— start THE INPUT —

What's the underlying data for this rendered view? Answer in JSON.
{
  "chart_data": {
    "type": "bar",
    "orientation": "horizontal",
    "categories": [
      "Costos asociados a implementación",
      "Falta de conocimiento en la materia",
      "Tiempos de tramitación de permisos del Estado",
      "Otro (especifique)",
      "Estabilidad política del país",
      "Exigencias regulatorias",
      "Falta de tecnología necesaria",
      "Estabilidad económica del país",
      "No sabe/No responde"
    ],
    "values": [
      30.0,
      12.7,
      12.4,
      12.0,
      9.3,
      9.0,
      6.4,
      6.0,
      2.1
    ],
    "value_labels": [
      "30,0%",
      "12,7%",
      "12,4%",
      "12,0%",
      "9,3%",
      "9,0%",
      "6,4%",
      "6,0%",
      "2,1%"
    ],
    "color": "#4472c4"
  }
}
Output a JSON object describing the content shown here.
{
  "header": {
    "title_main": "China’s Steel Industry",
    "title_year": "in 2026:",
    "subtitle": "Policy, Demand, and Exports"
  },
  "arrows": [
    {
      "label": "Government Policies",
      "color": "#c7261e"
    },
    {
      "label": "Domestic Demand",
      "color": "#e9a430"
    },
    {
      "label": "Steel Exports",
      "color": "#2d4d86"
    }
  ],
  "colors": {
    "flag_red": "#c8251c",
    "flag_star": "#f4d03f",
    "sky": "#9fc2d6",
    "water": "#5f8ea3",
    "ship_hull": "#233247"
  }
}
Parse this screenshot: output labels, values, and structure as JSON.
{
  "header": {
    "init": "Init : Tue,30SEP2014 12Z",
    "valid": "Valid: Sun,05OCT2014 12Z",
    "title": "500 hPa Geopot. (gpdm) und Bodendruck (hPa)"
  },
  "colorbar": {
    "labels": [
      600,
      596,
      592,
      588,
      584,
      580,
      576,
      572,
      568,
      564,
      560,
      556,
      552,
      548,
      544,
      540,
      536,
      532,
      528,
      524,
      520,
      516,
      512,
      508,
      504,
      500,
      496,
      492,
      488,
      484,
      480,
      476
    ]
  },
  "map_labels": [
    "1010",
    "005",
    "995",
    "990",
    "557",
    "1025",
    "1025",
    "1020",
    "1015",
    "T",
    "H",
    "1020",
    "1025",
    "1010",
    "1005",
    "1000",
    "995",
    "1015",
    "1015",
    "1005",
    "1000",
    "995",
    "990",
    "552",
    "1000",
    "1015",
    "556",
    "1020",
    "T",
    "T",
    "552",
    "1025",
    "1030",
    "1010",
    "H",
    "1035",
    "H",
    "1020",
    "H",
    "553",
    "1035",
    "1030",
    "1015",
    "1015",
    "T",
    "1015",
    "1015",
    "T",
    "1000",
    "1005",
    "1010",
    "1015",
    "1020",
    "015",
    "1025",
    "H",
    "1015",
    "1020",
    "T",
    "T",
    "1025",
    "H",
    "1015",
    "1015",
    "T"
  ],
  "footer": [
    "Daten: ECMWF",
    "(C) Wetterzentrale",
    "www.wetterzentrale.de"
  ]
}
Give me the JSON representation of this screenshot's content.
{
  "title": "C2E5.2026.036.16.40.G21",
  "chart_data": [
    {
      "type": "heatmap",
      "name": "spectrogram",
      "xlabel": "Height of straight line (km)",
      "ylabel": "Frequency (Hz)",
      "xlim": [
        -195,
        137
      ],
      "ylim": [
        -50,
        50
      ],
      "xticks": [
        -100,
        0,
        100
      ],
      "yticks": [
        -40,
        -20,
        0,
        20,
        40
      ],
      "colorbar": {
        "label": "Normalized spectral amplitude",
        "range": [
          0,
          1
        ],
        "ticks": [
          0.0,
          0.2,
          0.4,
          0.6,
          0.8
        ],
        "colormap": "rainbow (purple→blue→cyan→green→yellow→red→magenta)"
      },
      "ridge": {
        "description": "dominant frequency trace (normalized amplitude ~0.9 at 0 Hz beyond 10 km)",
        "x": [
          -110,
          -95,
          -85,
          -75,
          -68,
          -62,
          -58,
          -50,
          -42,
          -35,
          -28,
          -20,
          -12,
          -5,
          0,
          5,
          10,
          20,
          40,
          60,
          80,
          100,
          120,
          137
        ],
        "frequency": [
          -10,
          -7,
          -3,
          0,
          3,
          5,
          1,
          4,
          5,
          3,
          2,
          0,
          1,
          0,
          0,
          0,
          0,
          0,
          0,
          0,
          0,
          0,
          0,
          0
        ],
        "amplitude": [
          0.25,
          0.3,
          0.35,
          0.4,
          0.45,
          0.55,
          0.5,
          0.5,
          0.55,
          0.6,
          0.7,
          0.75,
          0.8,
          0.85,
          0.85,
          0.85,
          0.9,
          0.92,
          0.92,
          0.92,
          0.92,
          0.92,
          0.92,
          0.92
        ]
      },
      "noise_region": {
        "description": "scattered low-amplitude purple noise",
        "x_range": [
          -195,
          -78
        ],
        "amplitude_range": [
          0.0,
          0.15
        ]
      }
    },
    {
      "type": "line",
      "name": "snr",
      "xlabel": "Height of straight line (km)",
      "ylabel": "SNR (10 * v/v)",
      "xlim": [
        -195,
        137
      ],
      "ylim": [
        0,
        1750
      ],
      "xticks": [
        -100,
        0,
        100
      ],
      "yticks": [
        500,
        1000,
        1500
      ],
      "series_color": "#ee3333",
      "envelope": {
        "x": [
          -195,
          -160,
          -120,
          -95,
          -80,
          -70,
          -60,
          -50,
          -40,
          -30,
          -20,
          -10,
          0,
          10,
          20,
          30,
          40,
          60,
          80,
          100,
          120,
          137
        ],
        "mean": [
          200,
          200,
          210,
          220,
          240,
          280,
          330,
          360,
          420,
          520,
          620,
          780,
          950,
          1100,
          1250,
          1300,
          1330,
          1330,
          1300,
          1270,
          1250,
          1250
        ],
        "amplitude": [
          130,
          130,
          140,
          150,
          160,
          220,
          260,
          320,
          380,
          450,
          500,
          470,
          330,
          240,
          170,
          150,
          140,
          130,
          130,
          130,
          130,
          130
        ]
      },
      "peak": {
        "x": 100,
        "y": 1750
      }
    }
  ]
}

— end THE INPUT —

WORK INSTRUCTIONS –
Write down only how many lines in the listing contain the word "screenshot".

ANSWER BELOW –
2